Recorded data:
*** Block opens ***
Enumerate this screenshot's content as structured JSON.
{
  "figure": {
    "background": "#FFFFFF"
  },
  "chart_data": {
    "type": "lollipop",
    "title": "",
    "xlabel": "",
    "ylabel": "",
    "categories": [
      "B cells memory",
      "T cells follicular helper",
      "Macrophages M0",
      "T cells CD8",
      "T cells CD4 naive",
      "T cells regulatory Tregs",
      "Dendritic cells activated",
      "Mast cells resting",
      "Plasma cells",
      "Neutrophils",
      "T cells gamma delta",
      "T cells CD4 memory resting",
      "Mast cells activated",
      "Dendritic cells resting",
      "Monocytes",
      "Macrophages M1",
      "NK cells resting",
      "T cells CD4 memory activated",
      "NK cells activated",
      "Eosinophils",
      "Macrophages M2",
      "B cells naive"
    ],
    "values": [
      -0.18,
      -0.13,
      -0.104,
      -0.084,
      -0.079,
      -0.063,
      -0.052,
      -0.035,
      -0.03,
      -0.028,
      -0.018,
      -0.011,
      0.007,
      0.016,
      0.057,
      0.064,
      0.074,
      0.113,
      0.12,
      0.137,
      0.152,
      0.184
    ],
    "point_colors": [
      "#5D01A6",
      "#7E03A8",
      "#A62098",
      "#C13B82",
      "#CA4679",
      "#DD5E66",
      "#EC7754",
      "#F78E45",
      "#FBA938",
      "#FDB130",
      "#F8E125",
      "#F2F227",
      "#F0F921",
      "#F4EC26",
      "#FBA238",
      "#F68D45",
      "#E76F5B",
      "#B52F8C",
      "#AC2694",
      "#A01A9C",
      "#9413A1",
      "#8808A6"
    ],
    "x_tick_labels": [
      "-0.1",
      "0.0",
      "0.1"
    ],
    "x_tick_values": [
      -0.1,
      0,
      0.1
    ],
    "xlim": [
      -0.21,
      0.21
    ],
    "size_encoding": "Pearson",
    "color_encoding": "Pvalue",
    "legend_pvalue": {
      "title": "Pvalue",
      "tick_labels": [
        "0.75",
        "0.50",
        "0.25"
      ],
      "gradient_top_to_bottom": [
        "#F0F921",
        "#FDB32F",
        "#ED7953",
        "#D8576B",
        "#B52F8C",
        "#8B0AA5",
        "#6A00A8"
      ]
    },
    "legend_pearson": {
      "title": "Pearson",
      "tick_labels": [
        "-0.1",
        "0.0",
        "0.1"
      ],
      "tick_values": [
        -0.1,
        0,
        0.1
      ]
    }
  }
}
*** Block closes ***
* **Assignment**: All of the data above should be set down word for word.

* **Result**:
Enumerate this screenshot's content as structured JSON.
{
  "figure": {
    "background": "#FFFFFF"
  },
  "chart_data": {
    "type": "lollipop",
    "title": "",
    "xlabel": "",
    "ylabel": "",
    "categories": [
      "B cells memory",
      "T cells follicular helper",
      "Macrophages M0",
      "T cells CD8",
      "T cells CD4 naive",
      "T cells regulatory Tregs",
      "Dendritic cells activated",
      "Mast cells resting",
      "Plasma cells",
      "Neutrophils",
      "T cells gamma delta",
      "T cells CD4 memory resting",
      "Mast cells activated",
      "Dendritic cells resting",
      "Monocytes",
      "Macrophages M1",
      "NK cells resting",
      "T cells CD4 memory activated",
      "NK cells activated",
      "Eosinophils",
      "Macrophages M2",
      "B cells naive"
    ],
    "values": [
      -0.18,
      -0.13,
      -0.104,
      -0.084,
      -0.079,
      -0.063,
      -0.052,
      -0.035,
      -0.03,
      -0.028,
      -0.018,
      -0.011,
      0.007,
      0.016,
      0.057,
      0.064,
      0.074,
      0.113,
      0.12,
      0.137,
      0.152,
      0.184
    ],
    "point_colors": [
      "#5D01A6",
      "#7E03A8",
      "#A62098",
      "#C13B82",
      "#CA4679",
      "#DD5E66",
      "#EC7754",
      "#F78E45",
      "#FBA938",
      "#FDB130",
      "#F8E125",
      "#F2F227",
      "#F0F921",
      "#F4EC26",
      "#FBA238",
      "#F68D45",
      "#E76F5B",
      "#B52F8C",
      "#AC2694",
      "#A01A9C",
      "#9413A1",
      "#8808A6"
    ],
    "x_tick_labels": [
      "-0.1",
      "0.0",
      "0.1"
    ],
    "x_tick_values": [
      -0.1,
      0,
      0.1
    ],
    "xlim": [
      -0.21,
      0.21
    ],
    "size_encoding": "Pearson",
    "color_encoding": "Pvalue",
    "legend_pvalue": {
      "title": "Pvalue",
      "tick_labels": [
        "0.75",
        "0.50",
        "0.25"
      ],
      "gradient_top_to_bottom": [
        "#F0F921",
        "#FDB32F",
        "#ED7953",
        "#D8576B",
        "#B52F8C",
        "#8B0AA5",
        "#6A00A8"
      ]
    },
    "legend_pearson": {
      "title": "Pearson",
      "tick_labels": [
        "-0.1",
        "0.0",
        "0.1"
      ],
      "tick_values": [
        -0.1,
        0,
        0.1
      ]
    }
  }
}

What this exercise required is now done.